Part of a data file
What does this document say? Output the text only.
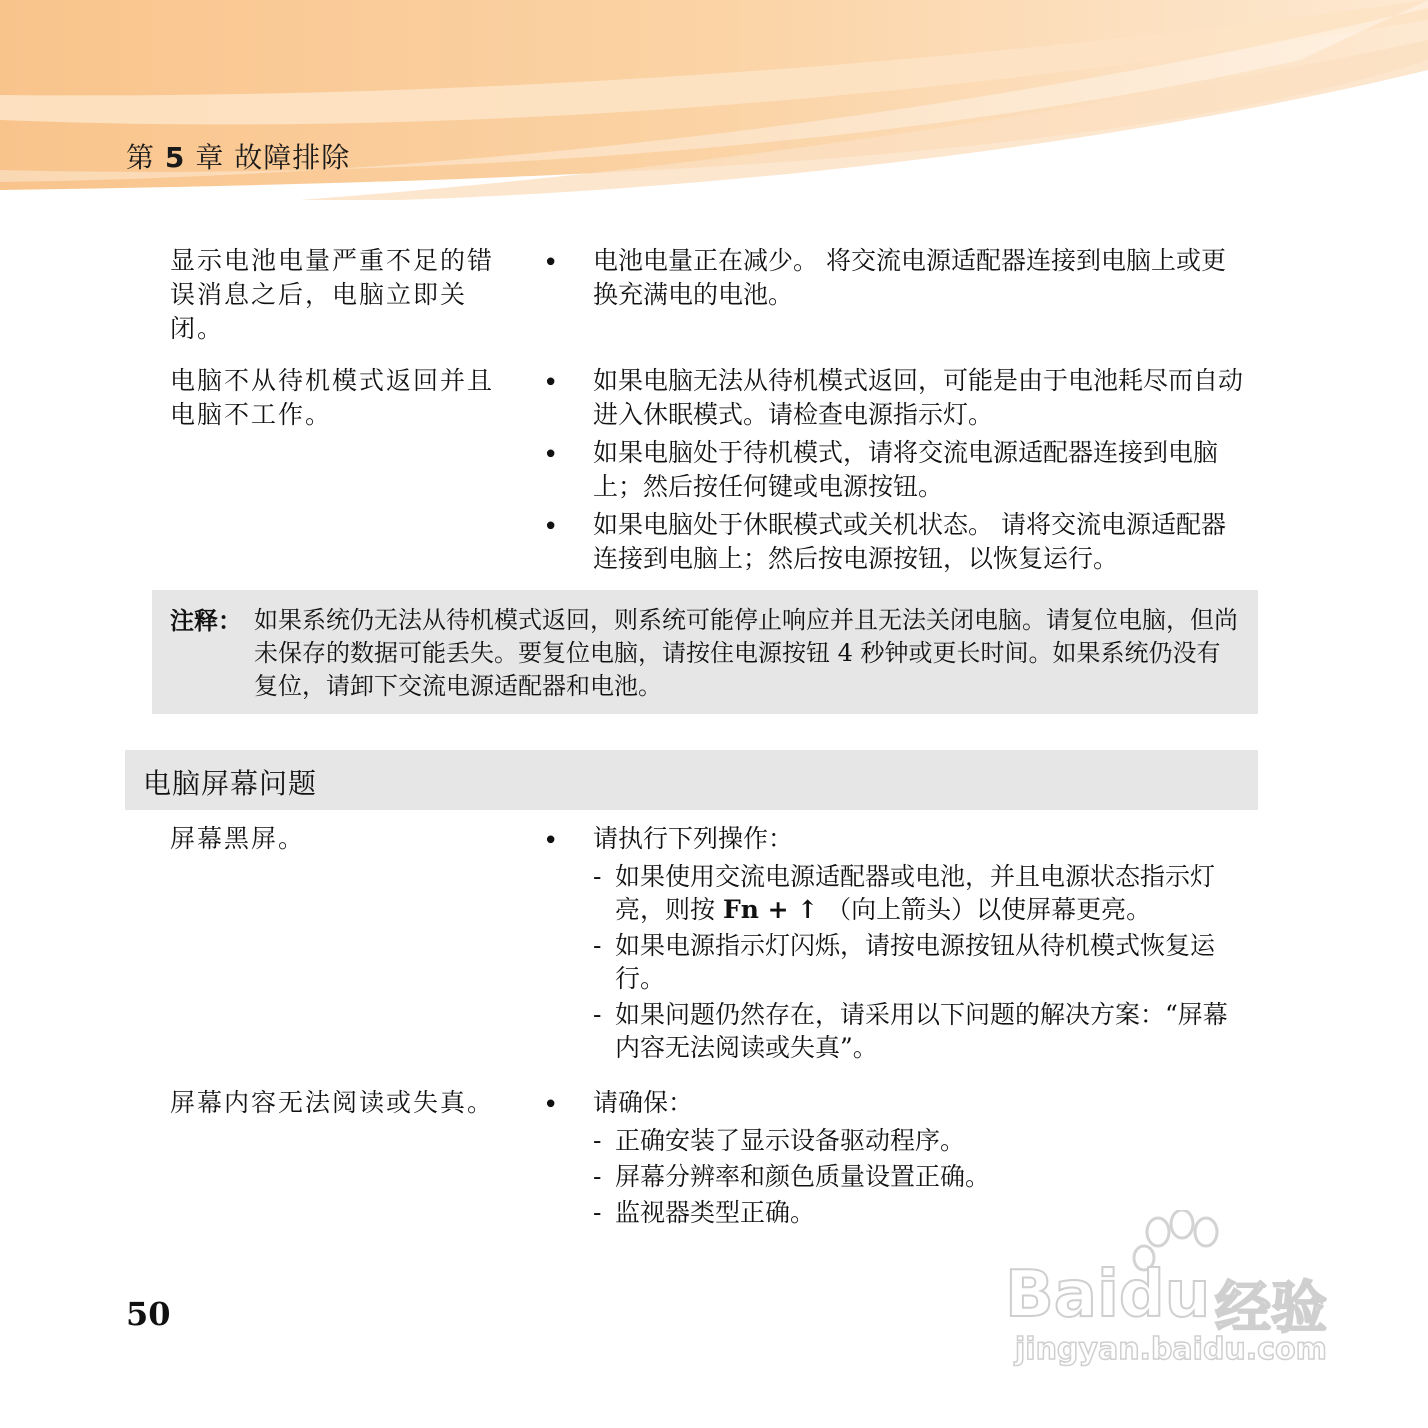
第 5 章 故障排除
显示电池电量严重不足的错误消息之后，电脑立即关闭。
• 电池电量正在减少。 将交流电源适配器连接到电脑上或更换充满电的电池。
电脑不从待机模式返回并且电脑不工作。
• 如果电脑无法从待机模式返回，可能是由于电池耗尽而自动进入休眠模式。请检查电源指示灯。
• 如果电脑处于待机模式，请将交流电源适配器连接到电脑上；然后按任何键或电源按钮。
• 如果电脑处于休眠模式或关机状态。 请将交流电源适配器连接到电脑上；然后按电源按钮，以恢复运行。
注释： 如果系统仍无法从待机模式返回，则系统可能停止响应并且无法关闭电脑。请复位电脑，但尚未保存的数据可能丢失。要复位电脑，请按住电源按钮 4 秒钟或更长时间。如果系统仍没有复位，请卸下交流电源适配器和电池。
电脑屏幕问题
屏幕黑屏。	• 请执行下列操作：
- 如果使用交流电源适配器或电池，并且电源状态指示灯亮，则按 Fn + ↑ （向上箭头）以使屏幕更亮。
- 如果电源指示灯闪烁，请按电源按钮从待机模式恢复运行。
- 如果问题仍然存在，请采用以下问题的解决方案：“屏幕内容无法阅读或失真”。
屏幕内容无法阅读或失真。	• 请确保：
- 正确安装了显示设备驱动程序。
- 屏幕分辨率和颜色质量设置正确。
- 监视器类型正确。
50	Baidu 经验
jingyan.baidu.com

> **Your task**: Return the listing above unchanged, apart from dropping its pictures.

> **Complete response**:
What does this document say? Output the text only.
第 5 章 故障排除
显示电池电量严重不足的错误消息之后，电脑立即关闭。
• 电池电量正在减少。 将交流电源适配器连接到电脑上或更换充满电的电池。
电脑不从待机模式返回并且电脑不工作。
• 如果电脑无法从待机模式返回，可能是由于电池耗尽而自动进入休眠模式。请检查电源指示灯。
• 如果电脑处于待机模式，请将交流电源适配器连接到电脑上；然后按任何键或电源按钮。
• 如果电脑处于休眠模式或关机状态。 请将交流电源适配器连接到电脑上；然后按电源按钮，以恢复运行。
注释： 如果系统仍无法从待机模式返回，则系统可能停止响应并且无法关闭电脑。请复位电脑，但尚未保存的数据可能丢失。要复位电脑，请按住电源按钮 4 秒钟或更长时间。如果系统仍没有复位，请卸下交流电源适配器和电池。
电脑屏幕问题
屏幕黑屏。	• 请执行下列操作：
- 如果使用交流电源适配器或电池，并且电源状态指示灯亮，则按 Fn + ↑ （向上箭头）以使屏幕更亮。
- 如果电源指示灯闪烁，请按电源按钮从待机模式恢复运行。
- 如果问题仍然存在，请采用以下问题的解决方案：“屏幕内容无法阅读或失真”。
屏幕内容无法阅读或失真。	• 请确保：
- 正确安装了显示设备驱动程序。
- 屏幕分辨率和颜色质量设置正确。
- 监视器类型正确。
50	Baidu 经验
jingyan.baidu.com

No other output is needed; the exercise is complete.